# WHAT THE TASK REQUIRES:
Print all of the records below word for word, keeping every line unchanged and in the same order.

Collected data
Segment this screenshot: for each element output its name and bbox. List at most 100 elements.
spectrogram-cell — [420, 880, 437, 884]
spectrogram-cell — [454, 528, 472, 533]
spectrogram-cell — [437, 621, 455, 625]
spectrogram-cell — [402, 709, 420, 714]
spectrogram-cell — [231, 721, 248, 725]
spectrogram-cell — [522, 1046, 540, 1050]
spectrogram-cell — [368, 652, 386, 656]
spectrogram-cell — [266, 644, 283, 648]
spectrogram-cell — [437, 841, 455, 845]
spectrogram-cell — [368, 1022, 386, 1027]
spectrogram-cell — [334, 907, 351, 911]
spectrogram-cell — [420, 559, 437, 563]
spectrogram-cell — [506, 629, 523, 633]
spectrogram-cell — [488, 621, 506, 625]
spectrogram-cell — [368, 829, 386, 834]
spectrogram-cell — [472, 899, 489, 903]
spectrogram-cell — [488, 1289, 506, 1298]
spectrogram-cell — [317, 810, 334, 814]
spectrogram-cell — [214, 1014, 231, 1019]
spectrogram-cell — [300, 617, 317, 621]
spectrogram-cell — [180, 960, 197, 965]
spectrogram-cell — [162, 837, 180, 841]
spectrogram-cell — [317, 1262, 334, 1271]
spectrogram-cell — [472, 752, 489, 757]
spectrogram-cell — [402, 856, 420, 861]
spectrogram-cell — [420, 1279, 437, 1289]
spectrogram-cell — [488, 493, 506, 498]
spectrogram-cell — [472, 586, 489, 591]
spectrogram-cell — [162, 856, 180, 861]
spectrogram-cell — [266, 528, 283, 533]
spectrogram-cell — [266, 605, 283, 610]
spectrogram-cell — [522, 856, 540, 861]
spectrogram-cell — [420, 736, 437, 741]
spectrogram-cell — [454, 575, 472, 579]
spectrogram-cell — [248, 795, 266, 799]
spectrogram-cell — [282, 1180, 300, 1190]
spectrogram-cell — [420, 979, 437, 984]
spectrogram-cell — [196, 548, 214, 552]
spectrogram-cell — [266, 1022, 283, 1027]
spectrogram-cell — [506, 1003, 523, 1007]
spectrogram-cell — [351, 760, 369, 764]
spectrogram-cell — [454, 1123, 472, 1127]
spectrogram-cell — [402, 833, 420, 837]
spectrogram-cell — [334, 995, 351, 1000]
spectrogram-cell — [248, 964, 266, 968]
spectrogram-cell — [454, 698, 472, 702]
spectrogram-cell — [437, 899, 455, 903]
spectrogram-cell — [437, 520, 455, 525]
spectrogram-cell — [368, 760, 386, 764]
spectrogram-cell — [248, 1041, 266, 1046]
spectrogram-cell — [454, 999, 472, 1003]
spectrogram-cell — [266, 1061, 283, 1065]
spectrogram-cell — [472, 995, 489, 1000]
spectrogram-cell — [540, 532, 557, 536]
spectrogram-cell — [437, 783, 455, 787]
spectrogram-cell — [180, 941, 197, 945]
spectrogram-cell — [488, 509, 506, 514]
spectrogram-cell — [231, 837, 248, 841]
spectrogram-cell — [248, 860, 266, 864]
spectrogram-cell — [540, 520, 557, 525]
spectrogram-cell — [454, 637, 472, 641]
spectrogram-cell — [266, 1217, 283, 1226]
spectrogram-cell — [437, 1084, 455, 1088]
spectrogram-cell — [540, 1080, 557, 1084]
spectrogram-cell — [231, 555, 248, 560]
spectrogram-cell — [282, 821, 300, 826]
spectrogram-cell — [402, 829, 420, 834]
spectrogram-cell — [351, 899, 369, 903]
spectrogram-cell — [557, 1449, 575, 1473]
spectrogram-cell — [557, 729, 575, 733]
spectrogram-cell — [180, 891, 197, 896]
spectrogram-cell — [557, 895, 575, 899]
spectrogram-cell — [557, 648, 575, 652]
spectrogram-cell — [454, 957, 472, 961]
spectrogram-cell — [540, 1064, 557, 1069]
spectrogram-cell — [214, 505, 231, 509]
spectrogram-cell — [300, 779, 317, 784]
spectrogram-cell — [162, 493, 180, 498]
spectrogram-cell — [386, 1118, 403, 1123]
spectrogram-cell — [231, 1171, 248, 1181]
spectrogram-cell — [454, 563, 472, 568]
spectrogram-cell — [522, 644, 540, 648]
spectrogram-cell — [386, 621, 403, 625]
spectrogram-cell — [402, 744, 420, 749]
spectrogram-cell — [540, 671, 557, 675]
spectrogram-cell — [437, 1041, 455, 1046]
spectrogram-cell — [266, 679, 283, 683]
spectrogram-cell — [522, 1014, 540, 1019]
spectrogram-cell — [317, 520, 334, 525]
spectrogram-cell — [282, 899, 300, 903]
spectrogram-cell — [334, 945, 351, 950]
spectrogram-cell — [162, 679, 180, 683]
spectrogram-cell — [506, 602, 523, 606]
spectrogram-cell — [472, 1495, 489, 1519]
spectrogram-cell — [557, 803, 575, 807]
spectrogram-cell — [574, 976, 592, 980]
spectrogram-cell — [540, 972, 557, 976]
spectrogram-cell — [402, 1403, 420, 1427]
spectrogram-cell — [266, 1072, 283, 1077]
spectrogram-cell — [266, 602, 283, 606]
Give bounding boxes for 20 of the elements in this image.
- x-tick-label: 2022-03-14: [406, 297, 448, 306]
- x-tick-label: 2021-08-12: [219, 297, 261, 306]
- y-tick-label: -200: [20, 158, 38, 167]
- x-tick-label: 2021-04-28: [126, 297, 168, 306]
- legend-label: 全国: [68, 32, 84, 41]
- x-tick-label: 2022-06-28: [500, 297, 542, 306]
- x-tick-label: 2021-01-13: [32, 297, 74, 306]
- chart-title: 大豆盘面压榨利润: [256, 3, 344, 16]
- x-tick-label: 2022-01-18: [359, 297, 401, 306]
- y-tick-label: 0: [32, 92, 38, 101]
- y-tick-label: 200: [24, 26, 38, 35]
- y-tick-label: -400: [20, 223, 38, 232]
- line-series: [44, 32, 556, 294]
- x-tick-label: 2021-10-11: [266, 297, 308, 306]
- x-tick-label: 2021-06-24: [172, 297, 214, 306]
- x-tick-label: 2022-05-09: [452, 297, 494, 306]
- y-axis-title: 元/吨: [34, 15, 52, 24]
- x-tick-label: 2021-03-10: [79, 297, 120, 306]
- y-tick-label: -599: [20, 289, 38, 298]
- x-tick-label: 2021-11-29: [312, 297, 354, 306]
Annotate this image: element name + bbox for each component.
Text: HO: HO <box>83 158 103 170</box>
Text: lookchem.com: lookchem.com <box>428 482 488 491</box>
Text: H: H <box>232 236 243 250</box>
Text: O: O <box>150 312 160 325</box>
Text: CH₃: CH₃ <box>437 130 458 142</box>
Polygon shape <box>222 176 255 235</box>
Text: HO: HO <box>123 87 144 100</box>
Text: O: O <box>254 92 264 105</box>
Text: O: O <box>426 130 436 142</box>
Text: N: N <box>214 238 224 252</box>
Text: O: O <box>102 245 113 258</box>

# ANSWER TO THIS PROBLEM:
Segment this screenshot: for each element output its name and bbox. List at most 100 elements.
spectrogram-cell — [420, 880, 437, 884]
spectrogram-cell — [454, 528, 472, 533]
spectrogram-cell — [437, 621, 455, 625]
spectrogram-cell — [402, 709, 420, 714]
spectrogram-cell — [231, 721, 248, 725]
spectrogram-cell — [522, 1046, 540, 1050]
spectrogram-cell — [368, 652, 386, 656]
spectrogram-cell — [266, 644, 283, 648]
spectrogram-cell — [437, 841, 455, 845]
spectrogram-cell — [368, 1022, 386, 1027]
spectrogram-cell — [334, 907, 351, 911]
spectrogram-cell — [420, 559, 437, 563]
spectrogram-cell — [506, 629, 523, 633]
spectrogram-cell — [488, 621, 506, 625]
spectrogram-cell — [368, 829, 386, 834]
spectrogram-cell — [472, 899, 489, 903]
spectrogram-cell — [488, 1289, 506, 1298]
spectrogram-cell — [317, 810, 334, 814]
spectrogram-cell — [214, 1014, 231, 1019]
spectrogram-cell — [300, 617, 317, 621]
spectrogram-cell — [180, 960, 197, 965]
spectrogram-cell — [162, 837, 180, 841]
spectrogram-cell — [317, 1262, 334, 1271]
spectrogram-cell — [472, 752, 489, 757]
spectrogram-cell — [402, 856, 420, 861]
spectrogram-cell — [420, 1279, 437, 1289]
spectrogram-cell — [488, 493, 506, 498]
spectrogram-cell — [472, 586, 489, 591]
spectrogram-cell — [162, 856, 180, 861]
spectrogram-cell — [266, 528, 283, 533]
spectrogram-cell — [266, 605, 283, 610]
spectrogram-cell — [522, 856, 540, 861]
spectrogram-cell — [420, 736, 437, 741]
spectrogram-cell — [454, 575, 472, 579]
spectrogram-cell — [248, 795, 266, 799]
spectrogram-cell — [282, 1180, 300, 1190]
spectrogram-cell — [420, 979, 437, 984]
spectrogram-cell — [196, 548, 214, 552]
spectrogram-cell — [266, 1022, 283, 1027]
spectrogram-cell — [506, 1003, 523, 1007]
spectrogram-cell — [351, 760, 369, 764]
spectrogram-cell — [454, 1123, 472, 1127]
spectrogram-cell — [402, 833, 420, 837]
spectrogram-cell — [334, 995, 351, 1000]
spectrogram-cell — [248, 964, 266, 968]
spectrogram-cell — [454, 698, 472, 702]
spectrogram-cell — [437, 899, 455, 903]
spectrogram-cell — [437, 520, 455, 525]
spectrogram-cell — [368, 760, 386, 764]
spectrogram-cell — [248, 1041, 266, 1046]
spectrogram-cell — [454, 999, 472, 1003]
spectrogram-cell — [266, 1061, 283, 1065]
spectrogram-cell — [472, 995, 489, 1000]
spectrogram-cell — [540, 532, 557, 536]
spectrogram-cell — [437, 783, 455, 787]
spectrogram-cell — [180, 941, 197, 945]
spectrogram-cell — [488, 509, 506, 514]
spectrogram-cell — [231, 837, 248, 841]
spectrogram-cell — [248, 860, 266, 864]
spectrogram-cell — [540, 520, 557, 525]
spectrogram-cell — [454, 637, 472, 641]
spectrogram-cell — [266, 1217, 283, 1226]
spectrogram-cell — [437, 1084, 455, 1088]
spectrogram-cell — [540, 1080, 557, 1084]
spectrogram-cell — [231, 555, 248, 560]
spectrogram-cell — [282, 821, 300, 826]
spectrogram-cell — [402, 829, 420, 834]
spectrogram-cell — [351, 899, 369, 903]
spectrogram-cell — [557, 1449, 575, 1473]
spectrogram-cell — [557, 729, 575, 733]
spectrogram-cell — [180, 891, 197, 896]
spectrogram-cell — [557, 895, 575, 899]
spectrogram-cell — [557, 648, 575, 652]
spectrogram-cell — [454, 957, 472, 961]
spectrogram-cell — [540, 1064, 557, 1069]
spectrogram-cell — [214, 505, 231, 509]
spectrogram-cell — [300, 779, 317, 784]
spectrogram-cell — [162, 493, 180, 498]
spectrogram-cell — [386, 1118, 403, 1123]
spectrogram-cell — [231, 1171, 248, 1181]
spectrogram-cell — [454, 563, 472, 568]
spectrogram-cell — [522, 644, 540, 648]
spectrogram-cell — [386, 621, 403, 625]
spectrogram-cell — [402, 744, 420, 749]
spectrogram-cell — [540, 671, 557, 675]
spectrogram-cell — [437, 1041, 455, 1046]
spectrogram-cell — [266, 679, 283, 683]
spectrogram-cell — [522, 1014, 540, 1019]
spectrogram-cell — [317, 520, 334, 525]
spectrogram-cell — [282, 899, 300, 903]
spectrogram-cell — [334, 945, 351, 950]
spectrogram-cell — [162, 679, 180, 683]
spectrogram-cell — [506, 602, 523, 606]
spectrogram-cell — [472, 1495, 489, 1519]
spectrogram-cell — [557, 803, 575, 807]
spectrogram-cell — [574, 976, 592, 980]
spectrogram-cell — [540, 972, 557, 976]
spectrogram-cell — [402, 1403, 420, 1427]
spectrogram-cell — [266, 1072, 283, 1077]
spectrogram-cell — [266, 602, 283, 606]
Give bounding boxes for 20 of the elements in this image.
- x-tick-label: 2022-03-14: [406, 297, 448, 306]
- x-tick-label: 2021-08-12: [219, 297, 261, 306]
- y-tick-label: -200: [20, 158, 38, 167]
- x-tick-label: 2021-04-28: [126, 297, 168, 306]
- legend-label: 全国: [68, 32, 84, 41]
- x-tick-label: 2022-06-28: [500, 297, 542, 306]
- x-tick-label: 2021-01-13: [32, 297, 74, 306]
- chart-title: 大豆盘面压榨利润: [256, 3, 344, 16]
- x-tick-label: 2022-01-18: [359, 297, 401, 306]
- y-tick-label: 0: [32, 92, 38, 101]
- y-tick-label: 200: [24, 26, 38, 35]
- y-tick-label: -400: [20, 223, 38, 232]
- line-series: [44, 32, 556, 294]
- x-tick-label: 2021-10-11: [266, 297, 308, 306]
- x-tick-label: 2021-06-24: [172, 297, 214, 306]
- x-tick-label: 2022-05-09: [452, 297, 494, 306]
- y-axis-title: 元/吨: [34, 15, 52, 24]
- x-tick-label: 2021-03-10: [79, 297, 120, 306]
- y-tick-label: -599: [20, 289, 38, 298]
- x-tick-label: 2021-11-29: [312, 297, 354, 306]
Annotate this image: element name + bbox for each component.
Text: HO: HO <box>83 158 103 170</box>
Text: lookchem.com: lookchem.com <box>428 482 488 491</box>
Text: H: H <box>232 236 243 250</box>
Text: O: O <box>150 312 160 325</box>
Text: CH₃: CH₃ <box>437 130 458 142</box>
Polygon shape <box>222 176 255 235</box>
Text: HO: HO <box>123 87 144 100</box>
Text: O: O <box>254 92 264 105</box>
Text: O: O <box>426 130 436 142</box>
Text: N: N <box>214 238 224 252</box>
Text: O: O <box>102 245 113 258</box>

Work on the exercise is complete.